SUPPLIED RECORDS |
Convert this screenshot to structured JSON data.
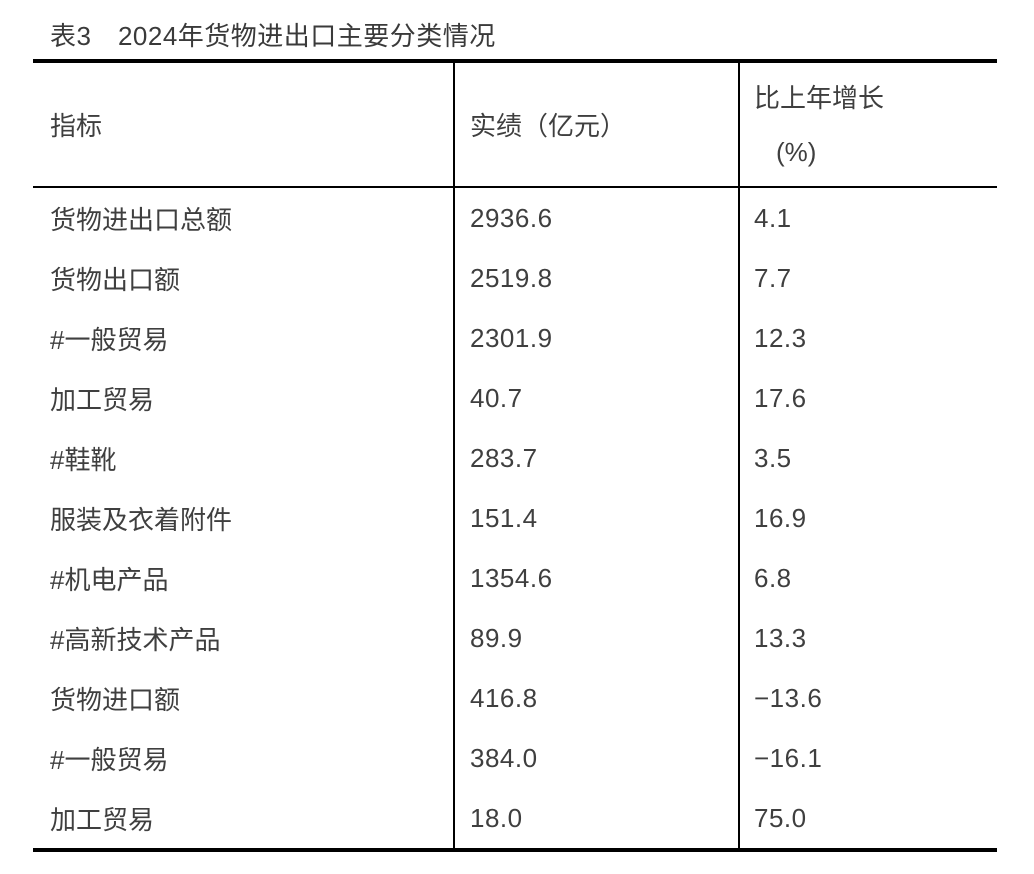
{
  "title": "表3　2024年货物进出口主要分类情况",
  "table": {
    "columns": [
      {
        "label": "指标"
      },
      {
        "label": "实绩（亿元）"
      },
      {
        "label_line1": "比上年增长",
        "label_line2": "(%)"
      }
    ],
    "rows": [
      {
        "indicator": "货物进出口总额",
        "value": "2936.6",
        "growth": "4.1"
      },
      {
        "indicator": "货物出口额",
        "value": "2519.8",
        "growth": "7.7"
      },
      {
        "indicator": "#一般贸易",
        "value": "2301.9",
        "growth": "12.3"
      },
      {
        "indicator": "加工贸易",
        "value": "40.7",
        "growth": "17.6"
      },
      {
        "indicator": "#鞋靴",
        "value": "283.7",
        "growth": "3.5"
      },
      {
        "indicator": "服装及衣着附件",
        "value": "151.4",
        "growth": "16.9"
      },
      {
        "indicator": "#机电产品",
        "value": "1354.6",
        "growth": "6.8"
      },
      {
        "indicator": "#高新技术产品",
        "value": "89.9",
        "growth": "13.3"
      },
      {
        "indicator": "货物进口额",
        "value": "416.8",
        "growth": "−13.6"
      },
      {
        "indicator": "#一般贸易",
        "value": "384.0",
        "growth": "−16.1"
      },
      {
        "indicator": "加工贸易",
        "value": "18.0",
        "growth": "75.0"
      }
    ]
  },
  "colors": {
    "background": "#ffffff",
    "text": "#3f3f3f",
    "border": "#000000"
  }
}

JOB |
Within the material above, find the lines that contain the word "value"; copy them.

RESULT OF THE TASK |
        "value": "2936.6",
        "value": "2519.8",
        "value": "2301.9",
        "value": "40.7",
        "value": "283.7",
        "value": "151.4",
        "value": "1354.6",
        "value": "89.9",
        "value": "416.8",
        "value": "384.0",
        "value": "18.0",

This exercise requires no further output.